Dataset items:
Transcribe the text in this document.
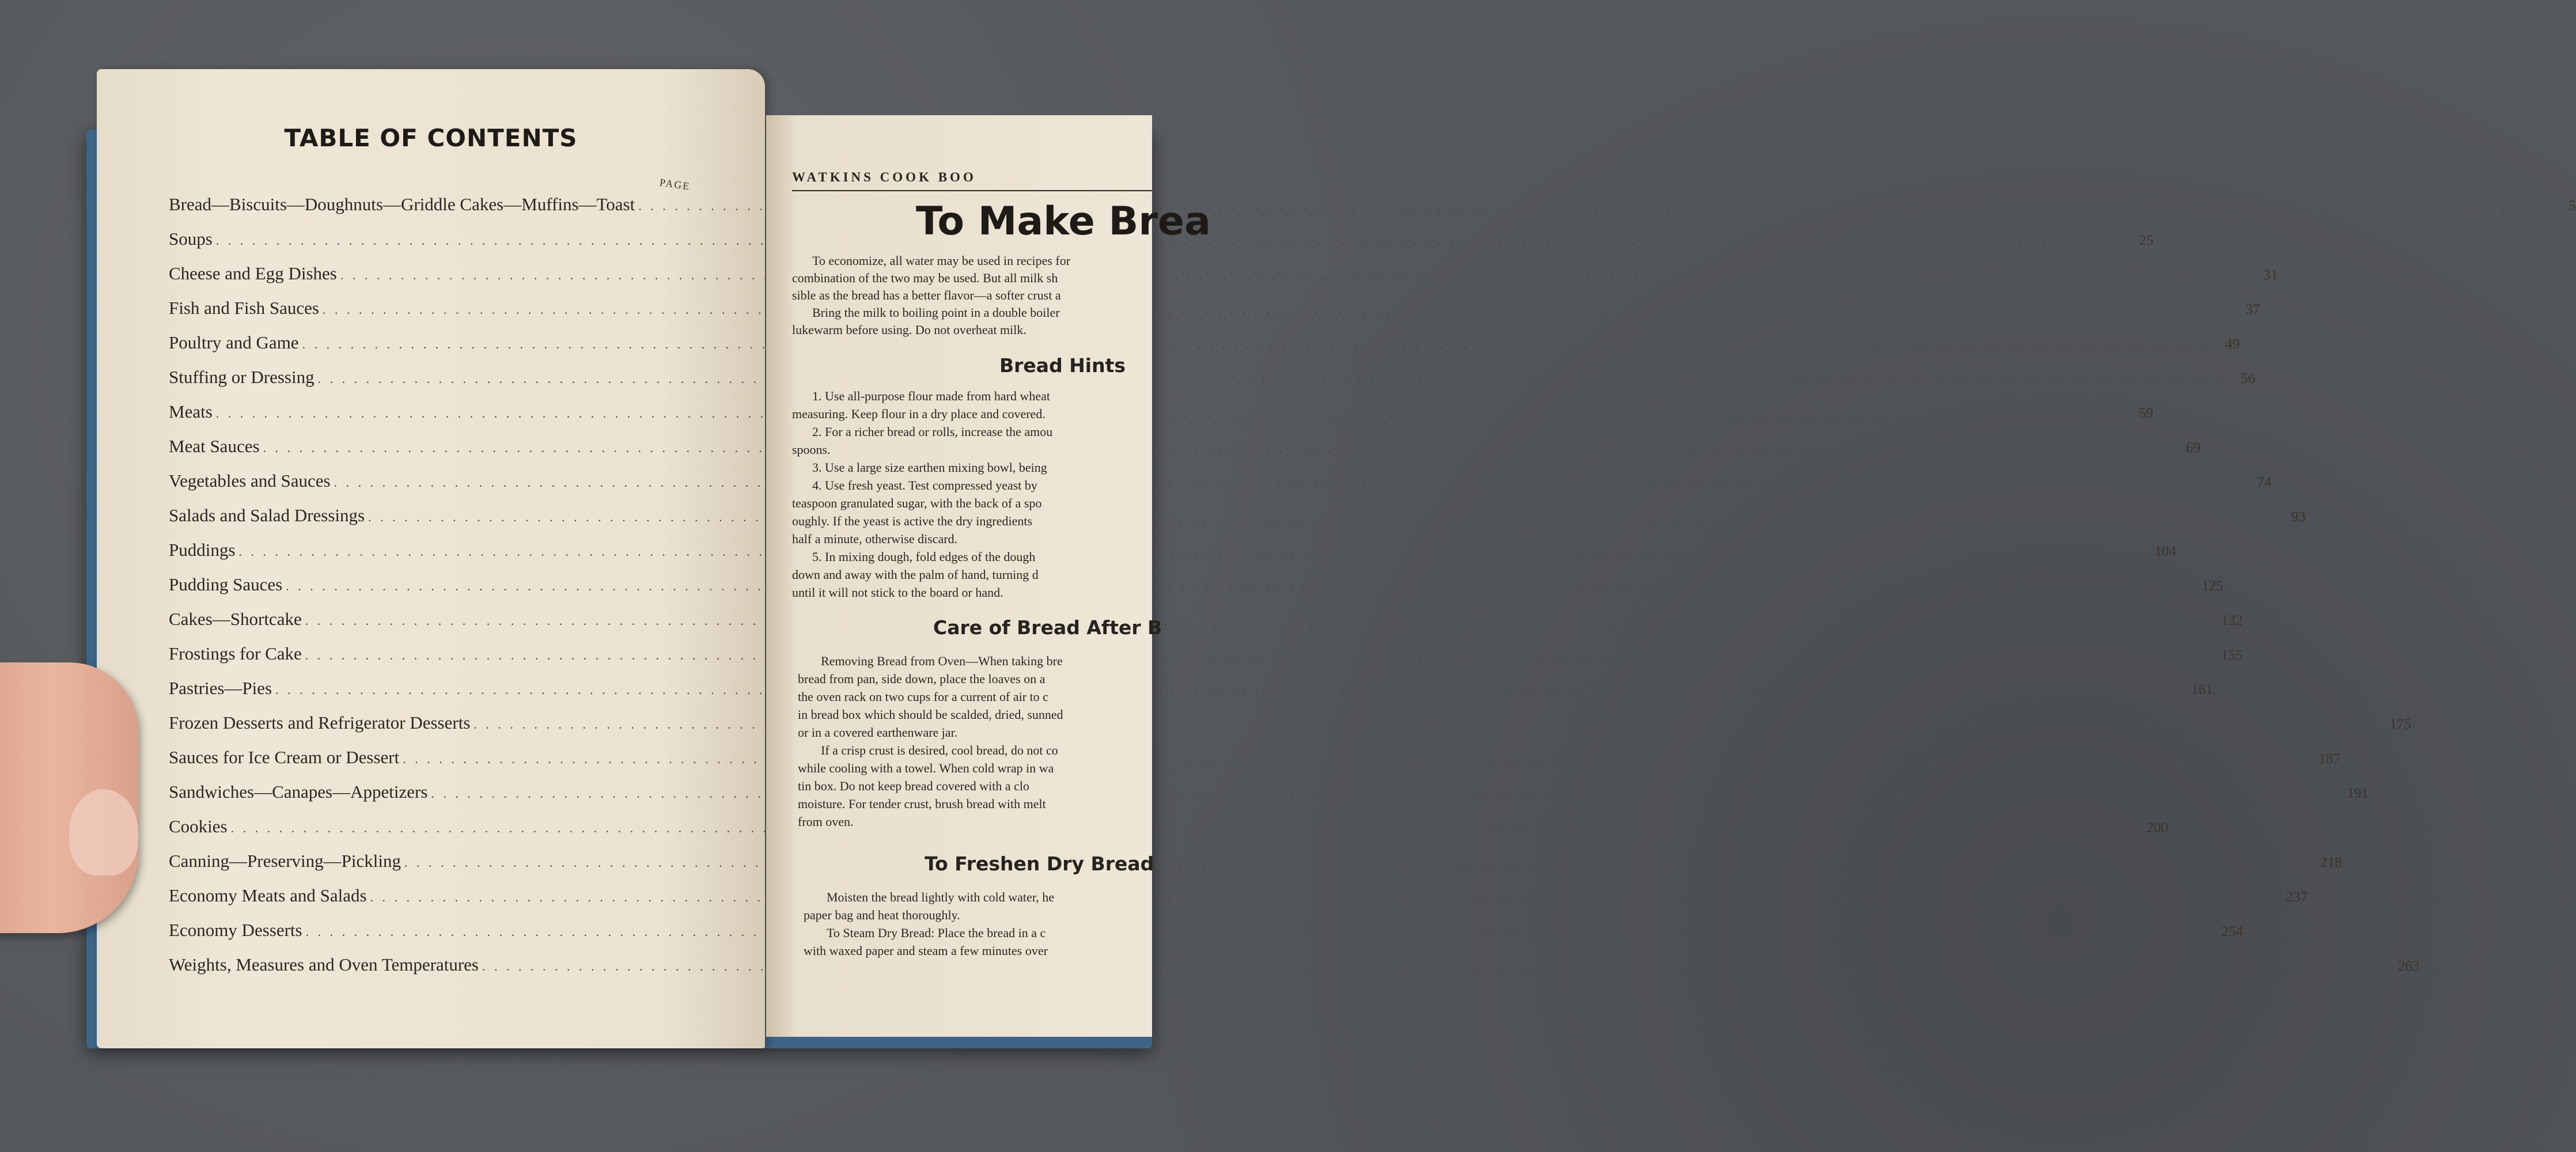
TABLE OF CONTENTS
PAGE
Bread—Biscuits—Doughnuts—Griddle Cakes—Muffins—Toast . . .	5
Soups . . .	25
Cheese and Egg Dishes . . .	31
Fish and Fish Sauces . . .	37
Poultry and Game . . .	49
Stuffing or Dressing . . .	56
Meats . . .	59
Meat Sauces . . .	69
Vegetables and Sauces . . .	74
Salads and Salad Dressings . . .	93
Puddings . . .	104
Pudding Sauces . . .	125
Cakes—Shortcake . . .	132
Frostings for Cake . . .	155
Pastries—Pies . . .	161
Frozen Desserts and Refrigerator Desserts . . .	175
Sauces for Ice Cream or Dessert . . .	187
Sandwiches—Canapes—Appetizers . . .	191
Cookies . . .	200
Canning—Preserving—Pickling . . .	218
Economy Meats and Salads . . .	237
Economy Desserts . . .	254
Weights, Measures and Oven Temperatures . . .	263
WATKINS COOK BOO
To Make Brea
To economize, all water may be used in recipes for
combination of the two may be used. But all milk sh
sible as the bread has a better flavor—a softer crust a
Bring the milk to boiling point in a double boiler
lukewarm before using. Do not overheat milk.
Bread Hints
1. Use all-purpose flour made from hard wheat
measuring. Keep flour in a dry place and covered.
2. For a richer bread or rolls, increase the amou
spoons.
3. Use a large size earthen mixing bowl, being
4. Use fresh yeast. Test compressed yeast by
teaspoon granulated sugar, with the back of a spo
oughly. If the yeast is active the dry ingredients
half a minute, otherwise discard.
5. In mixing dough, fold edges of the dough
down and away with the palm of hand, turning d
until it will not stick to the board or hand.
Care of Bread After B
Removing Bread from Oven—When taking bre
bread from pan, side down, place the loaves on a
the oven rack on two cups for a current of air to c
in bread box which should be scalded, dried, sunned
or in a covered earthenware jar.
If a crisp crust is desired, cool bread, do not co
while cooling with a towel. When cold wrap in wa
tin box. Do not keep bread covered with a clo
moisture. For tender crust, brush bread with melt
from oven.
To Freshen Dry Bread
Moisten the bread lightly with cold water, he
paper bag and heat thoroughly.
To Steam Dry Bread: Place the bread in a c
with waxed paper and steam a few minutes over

**Instructions for the task**
Copy every line above that holds the word "flour".

**Written solution**
1. Use all-purpose flour made from hard wheat
measuring. Keep flour in a dry place and covered.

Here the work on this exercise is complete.